# [Request]
Look through the material below and count the lines with the string "direction". Report only the count.

# [Figure record extracts]
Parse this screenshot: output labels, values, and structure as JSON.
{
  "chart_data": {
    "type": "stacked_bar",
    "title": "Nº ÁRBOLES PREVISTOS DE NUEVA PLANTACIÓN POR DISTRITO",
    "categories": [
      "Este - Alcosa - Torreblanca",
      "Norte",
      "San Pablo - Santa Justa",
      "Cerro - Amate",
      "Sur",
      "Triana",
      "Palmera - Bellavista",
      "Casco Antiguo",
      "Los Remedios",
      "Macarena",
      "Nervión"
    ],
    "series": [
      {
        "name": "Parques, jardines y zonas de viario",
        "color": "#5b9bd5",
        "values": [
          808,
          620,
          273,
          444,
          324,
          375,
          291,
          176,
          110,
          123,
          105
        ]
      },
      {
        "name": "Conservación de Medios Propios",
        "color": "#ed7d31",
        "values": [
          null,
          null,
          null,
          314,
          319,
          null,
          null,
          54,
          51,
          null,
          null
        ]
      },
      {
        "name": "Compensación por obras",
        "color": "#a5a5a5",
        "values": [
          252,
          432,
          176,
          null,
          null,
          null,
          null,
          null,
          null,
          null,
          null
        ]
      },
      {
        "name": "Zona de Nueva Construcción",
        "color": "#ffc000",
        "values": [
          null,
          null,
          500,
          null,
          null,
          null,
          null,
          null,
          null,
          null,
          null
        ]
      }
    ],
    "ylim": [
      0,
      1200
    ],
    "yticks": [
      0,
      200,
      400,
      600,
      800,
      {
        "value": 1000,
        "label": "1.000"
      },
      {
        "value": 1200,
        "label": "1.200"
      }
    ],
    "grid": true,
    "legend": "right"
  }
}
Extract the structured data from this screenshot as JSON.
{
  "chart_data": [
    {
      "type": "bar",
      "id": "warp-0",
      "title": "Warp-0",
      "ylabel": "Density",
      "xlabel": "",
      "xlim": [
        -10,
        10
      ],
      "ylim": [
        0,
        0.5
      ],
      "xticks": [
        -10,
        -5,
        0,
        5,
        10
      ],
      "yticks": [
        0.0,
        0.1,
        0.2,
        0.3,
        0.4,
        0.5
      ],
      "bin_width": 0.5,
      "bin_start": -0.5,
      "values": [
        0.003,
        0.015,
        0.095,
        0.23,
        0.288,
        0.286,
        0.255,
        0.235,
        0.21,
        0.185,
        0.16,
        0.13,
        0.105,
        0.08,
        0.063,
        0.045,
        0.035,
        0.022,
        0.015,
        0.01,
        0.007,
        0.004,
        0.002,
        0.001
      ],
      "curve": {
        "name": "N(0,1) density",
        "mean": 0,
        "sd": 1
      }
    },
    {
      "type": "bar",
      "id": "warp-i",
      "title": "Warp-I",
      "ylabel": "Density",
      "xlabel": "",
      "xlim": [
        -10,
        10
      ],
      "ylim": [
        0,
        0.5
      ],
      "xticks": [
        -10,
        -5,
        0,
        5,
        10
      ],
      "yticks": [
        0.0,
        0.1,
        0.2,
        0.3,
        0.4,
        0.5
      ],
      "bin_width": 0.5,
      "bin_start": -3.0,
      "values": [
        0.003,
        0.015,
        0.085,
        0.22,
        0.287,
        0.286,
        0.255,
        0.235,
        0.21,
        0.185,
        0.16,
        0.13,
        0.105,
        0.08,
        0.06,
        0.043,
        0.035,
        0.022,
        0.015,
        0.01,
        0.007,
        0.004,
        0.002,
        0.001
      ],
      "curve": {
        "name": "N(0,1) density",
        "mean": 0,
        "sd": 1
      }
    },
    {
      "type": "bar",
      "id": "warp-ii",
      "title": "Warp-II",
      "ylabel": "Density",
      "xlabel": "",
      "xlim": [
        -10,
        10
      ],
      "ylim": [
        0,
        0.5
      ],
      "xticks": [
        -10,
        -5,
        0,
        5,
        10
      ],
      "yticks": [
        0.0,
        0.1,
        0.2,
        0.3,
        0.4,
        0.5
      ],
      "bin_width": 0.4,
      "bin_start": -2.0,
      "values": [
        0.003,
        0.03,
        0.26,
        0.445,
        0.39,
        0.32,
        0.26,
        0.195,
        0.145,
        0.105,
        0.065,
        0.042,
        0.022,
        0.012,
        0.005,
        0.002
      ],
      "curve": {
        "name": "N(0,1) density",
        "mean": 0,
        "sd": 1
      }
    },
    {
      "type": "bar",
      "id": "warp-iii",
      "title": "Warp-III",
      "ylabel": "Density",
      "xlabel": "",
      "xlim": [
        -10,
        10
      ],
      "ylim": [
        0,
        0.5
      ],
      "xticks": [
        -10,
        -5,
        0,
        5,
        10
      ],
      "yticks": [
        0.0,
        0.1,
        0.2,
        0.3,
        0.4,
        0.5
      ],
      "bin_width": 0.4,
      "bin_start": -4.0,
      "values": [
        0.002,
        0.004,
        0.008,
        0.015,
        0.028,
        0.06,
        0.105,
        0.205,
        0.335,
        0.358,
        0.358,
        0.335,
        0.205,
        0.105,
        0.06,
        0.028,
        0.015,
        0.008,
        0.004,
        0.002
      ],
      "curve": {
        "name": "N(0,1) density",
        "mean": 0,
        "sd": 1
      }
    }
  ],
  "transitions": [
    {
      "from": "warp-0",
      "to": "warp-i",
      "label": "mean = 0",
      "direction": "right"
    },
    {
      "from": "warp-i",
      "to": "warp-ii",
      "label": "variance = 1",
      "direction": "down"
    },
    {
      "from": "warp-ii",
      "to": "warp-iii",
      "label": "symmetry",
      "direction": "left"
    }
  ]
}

# [Task result]
3